Show every line in the entries below where the word "this" appears.

+++ Rows +++

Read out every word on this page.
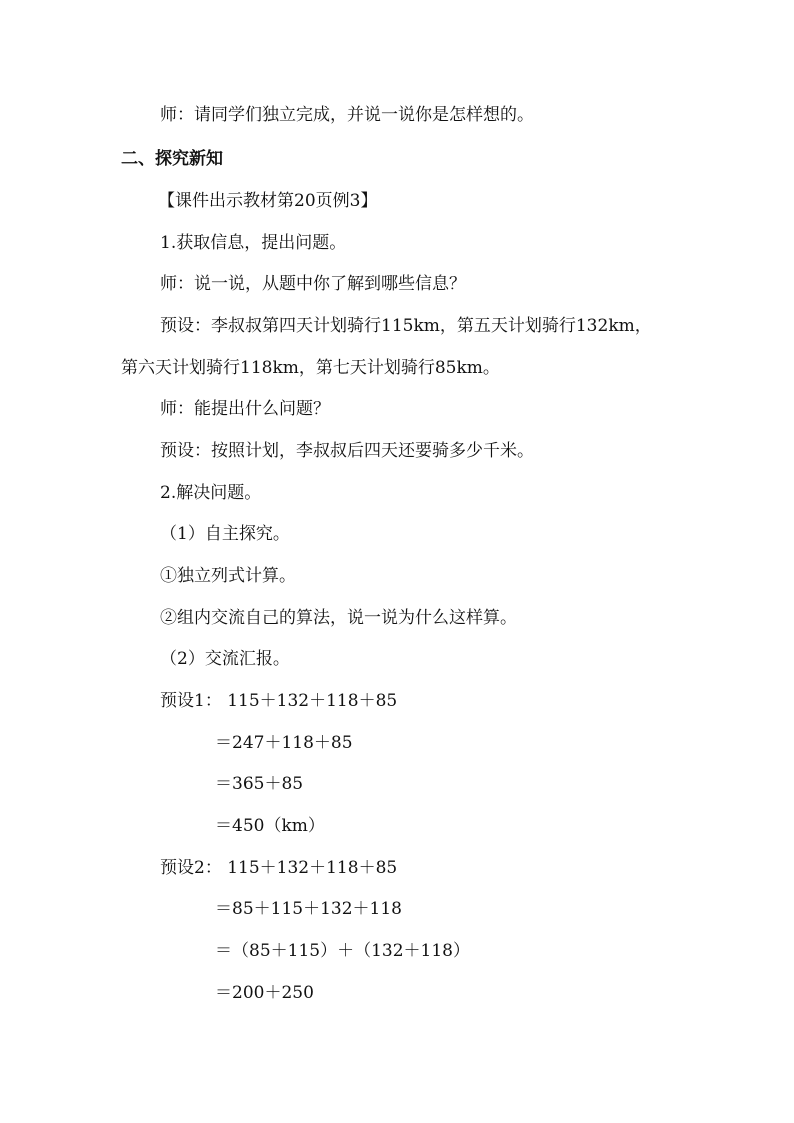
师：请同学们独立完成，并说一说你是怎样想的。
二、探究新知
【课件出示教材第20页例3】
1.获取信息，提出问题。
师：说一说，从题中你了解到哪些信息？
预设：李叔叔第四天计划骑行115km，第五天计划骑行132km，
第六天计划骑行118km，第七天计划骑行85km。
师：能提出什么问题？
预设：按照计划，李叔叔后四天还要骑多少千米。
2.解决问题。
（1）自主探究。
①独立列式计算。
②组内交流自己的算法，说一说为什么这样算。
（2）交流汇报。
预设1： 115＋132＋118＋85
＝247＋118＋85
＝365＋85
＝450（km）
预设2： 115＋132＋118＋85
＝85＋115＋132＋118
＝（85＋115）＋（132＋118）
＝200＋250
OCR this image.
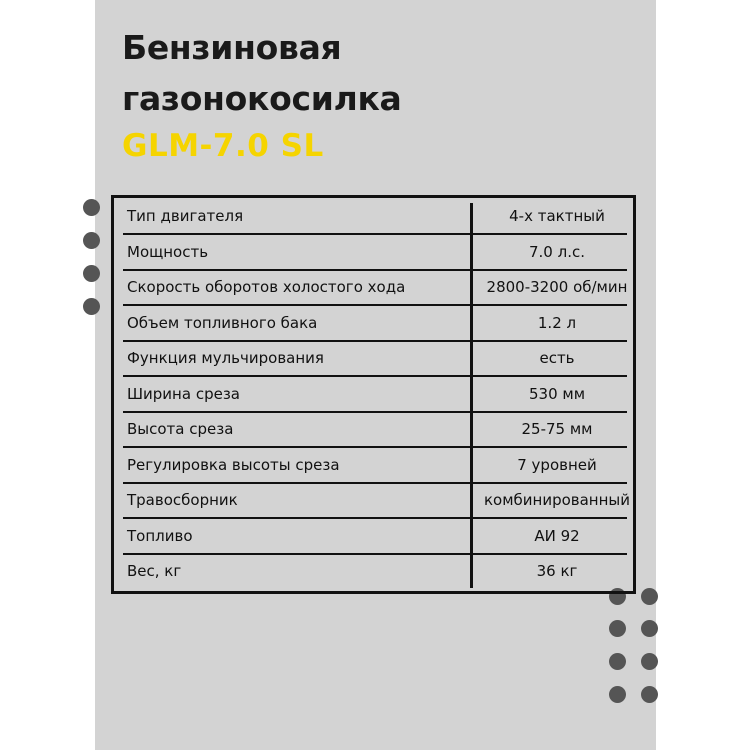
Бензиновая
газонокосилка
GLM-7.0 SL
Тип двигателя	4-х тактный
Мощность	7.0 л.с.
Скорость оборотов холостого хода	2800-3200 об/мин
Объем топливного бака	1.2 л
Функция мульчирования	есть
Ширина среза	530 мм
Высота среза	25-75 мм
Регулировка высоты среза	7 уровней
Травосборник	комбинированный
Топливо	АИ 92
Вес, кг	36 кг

+++

Exercise result >>
Read out every word on this page.
OCR this image.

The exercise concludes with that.